## Supplied records
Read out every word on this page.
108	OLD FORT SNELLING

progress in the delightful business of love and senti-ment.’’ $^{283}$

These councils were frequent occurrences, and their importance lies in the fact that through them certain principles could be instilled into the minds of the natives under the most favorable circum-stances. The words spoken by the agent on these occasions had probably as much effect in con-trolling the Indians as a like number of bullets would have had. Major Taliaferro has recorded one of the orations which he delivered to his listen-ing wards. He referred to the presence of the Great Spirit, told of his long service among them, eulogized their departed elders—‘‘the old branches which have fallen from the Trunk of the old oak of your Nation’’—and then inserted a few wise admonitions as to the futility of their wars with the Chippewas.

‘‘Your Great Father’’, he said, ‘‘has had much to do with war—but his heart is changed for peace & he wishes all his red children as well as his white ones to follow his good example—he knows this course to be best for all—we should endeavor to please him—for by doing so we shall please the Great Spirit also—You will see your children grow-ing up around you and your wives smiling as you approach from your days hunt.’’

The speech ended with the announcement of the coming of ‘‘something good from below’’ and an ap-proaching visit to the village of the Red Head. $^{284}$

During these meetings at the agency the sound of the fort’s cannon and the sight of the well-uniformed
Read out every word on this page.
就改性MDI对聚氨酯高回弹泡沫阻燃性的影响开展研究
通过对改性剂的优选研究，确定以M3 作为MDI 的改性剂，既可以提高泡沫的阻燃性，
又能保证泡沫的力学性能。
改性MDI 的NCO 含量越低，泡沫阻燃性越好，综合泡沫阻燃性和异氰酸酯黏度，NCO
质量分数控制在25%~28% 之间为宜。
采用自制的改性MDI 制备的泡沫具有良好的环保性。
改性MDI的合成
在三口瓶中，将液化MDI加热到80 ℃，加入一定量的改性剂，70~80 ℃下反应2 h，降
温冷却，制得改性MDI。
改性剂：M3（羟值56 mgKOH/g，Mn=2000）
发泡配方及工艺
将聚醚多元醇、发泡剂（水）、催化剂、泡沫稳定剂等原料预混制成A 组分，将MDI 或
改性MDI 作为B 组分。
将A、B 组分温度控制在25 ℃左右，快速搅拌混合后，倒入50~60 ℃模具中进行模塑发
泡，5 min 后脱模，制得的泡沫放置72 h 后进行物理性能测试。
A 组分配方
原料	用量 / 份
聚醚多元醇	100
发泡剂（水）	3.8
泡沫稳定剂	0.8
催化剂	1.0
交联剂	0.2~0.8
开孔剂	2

## Objective
Each line above is to be repeated exactly.

## Expected answer
Read out every word on this page.
108	OLD FORT SNELLING

progress in the delightful business of love and senti-ment.’’ $^{283}$

These councils were frequent occurrences, and their importance lies in the fact that through them certain principles could be instilled into the minds of the natives under the most favorable circum-stances. The words spoken by the agent on these occasions had probably as much effect in con-trolling the Indians as a like number of bullets would have had. Major Taliaferro has recorded one of the orations which he delivered to his listen-ing wards. He referred to the presence of the Great Spirit, told of his long service among them, eulogized their departed elders—‘‘the old branches which have fallen from the Trunk of the old oak of your Nation’’—and then inserted a few wise admonitions as to the futility of their wars with the Chippewas.

‘‘Your Great Father’’, he said, ‘‘has had much to do with war—but his heart is changed for peace & he wishes all his red children as well as his white ones to follow his good example—he knows this course to be best for all—we should endeavor to please him—for by doing so we shall please the Great Spirit also—You will see your children grow-ing up around you and your wives smiling as you approach from your days hunt.’’

The speech ended with the announcement of the coming of ‘‘something good from below’’ and an ap-proaching visit to the village of the Red Head. $^{284}$

During these meetings at the agency the sound of the fort’s cannon and the sight of the well-uniformed
Read out every word on this page.
就改性MDI对聚氨酯高回弹泡沫阻燃性的影响开展研究
通过对改性剂的优选研究，确定以M3 作为MDI 的改性剂，既可以提高泡沫的阻燃性，
又能保证泡沫的力学性能。
改性MDI 的NCO 含量越低，泡沫阻燃性越好，综合泡沫阻燃性和异氰酸酯黏度，NCO
质量分数控制在25%~28% 之间为宜。
采用自制的改性MDI 制备的泡沫具有良好的环保性。
改性MDI的合成
在三口瓶中，将液化MDI加热到80 ℃，加入一定量的改性剂，70~80 ℃下反应2 h，降
温冷却，制得改性MDI。
改性剂：M3（羟值56 mgKOH/g，Mn=2000）
发泡配方及工艺
将聚醚多元醇、发泡剂（水）、催化剂、泡沫稳定剂等原料预混制成A 组分，将MDI 或
改性MDI 作为B 组分。
将A、B 组分温度控制在25 ℃左右，快速搅拌混合后，倒入50~60 ℃模具中进行模塑发
泡，5 min 后脱模，制得的泡沫放置72 h 后进行物理性能测试。
A 组分配方
原料	用量 / 份
聚醚多元醇	100
发泡剂（水）	3.8
泡沫稳定剂	0.8
催化剂	1.0
交联剂	0.2~0.8
开孔剂	2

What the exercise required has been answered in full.